◆ Source information ◆
──────────
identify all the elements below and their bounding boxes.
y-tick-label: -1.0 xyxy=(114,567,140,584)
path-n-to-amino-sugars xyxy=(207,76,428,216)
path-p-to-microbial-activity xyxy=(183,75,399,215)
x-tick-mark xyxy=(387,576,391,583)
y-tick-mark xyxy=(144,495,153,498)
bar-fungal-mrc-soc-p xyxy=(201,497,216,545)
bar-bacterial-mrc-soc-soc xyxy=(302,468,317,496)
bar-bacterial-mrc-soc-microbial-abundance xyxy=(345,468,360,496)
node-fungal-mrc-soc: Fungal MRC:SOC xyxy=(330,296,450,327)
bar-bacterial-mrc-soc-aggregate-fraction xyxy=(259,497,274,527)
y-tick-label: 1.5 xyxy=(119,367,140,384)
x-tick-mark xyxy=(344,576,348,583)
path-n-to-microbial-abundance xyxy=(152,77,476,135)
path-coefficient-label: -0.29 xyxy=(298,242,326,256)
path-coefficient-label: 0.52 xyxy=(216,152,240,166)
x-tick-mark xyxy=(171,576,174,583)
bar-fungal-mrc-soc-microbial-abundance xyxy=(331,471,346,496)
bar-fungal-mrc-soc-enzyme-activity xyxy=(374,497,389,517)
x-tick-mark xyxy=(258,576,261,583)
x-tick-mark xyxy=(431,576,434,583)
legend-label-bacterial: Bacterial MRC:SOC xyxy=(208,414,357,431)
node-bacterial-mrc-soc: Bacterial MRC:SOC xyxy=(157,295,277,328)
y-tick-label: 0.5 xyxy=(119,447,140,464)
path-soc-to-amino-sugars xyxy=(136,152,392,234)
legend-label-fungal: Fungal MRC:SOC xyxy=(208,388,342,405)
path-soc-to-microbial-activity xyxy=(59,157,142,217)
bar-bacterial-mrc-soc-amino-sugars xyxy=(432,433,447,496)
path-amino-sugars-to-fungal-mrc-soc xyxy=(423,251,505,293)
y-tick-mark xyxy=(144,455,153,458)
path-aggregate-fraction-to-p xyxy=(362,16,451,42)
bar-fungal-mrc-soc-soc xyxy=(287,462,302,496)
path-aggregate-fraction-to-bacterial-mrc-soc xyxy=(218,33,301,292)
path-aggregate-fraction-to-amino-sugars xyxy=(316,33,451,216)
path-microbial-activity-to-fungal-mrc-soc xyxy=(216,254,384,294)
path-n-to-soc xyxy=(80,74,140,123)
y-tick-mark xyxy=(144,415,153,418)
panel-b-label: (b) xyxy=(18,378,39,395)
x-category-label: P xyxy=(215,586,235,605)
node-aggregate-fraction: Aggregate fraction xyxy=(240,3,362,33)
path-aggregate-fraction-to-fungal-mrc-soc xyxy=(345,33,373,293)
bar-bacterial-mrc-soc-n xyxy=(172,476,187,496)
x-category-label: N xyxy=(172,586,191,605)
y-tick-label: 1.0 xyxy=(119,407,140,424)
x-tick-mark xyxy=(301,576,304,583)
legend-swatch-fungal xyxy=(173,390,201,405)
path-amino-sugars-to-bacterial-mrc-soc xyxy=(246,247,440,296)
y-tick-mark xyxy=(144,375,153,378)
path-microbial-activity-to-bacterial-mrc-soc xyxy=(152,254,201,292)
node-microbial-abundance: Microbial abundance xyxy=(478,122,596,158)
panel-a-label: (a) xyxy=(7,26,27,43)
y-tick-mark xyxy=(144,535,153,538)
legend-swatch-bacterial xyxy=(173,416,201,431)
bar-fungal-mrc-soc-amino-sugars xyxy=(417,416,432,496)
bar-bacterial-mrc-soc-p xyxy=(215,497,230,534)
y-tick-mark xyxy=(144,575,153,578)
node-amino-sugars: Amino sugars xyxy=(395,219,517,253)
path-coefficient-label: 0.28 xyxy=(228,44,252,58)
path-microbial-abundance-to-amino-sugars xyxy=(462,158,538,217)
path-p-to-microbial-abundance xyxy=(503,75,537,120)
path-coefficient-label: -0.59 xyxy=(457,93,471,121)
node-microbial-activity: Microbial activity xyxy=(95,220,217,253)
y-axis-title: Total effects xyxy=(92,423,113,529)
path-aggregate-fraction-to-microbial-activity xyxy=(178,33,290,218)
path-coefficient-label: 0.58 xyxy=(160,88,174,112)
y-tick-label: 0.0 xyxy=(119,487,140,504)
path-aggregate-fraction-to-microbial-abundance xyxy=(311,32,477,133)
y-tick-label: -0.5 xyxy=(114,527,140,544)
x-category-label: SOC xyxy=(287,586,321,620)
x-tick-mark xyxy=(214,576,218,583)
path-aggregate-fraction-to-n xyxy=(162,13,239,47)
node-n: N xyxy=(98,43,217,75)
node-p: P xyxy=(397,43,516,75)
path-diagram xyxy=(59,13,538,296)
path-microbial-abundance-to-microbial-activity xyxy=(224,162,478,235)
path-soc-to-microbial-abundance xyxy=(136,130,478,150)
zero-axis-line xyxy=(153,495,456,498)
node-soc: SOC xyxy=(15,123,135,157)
──────────
◆ Try it ◆
Find the string "fungal" in the lines above and count those lines. Give only that count.

◆ Written response ◆
11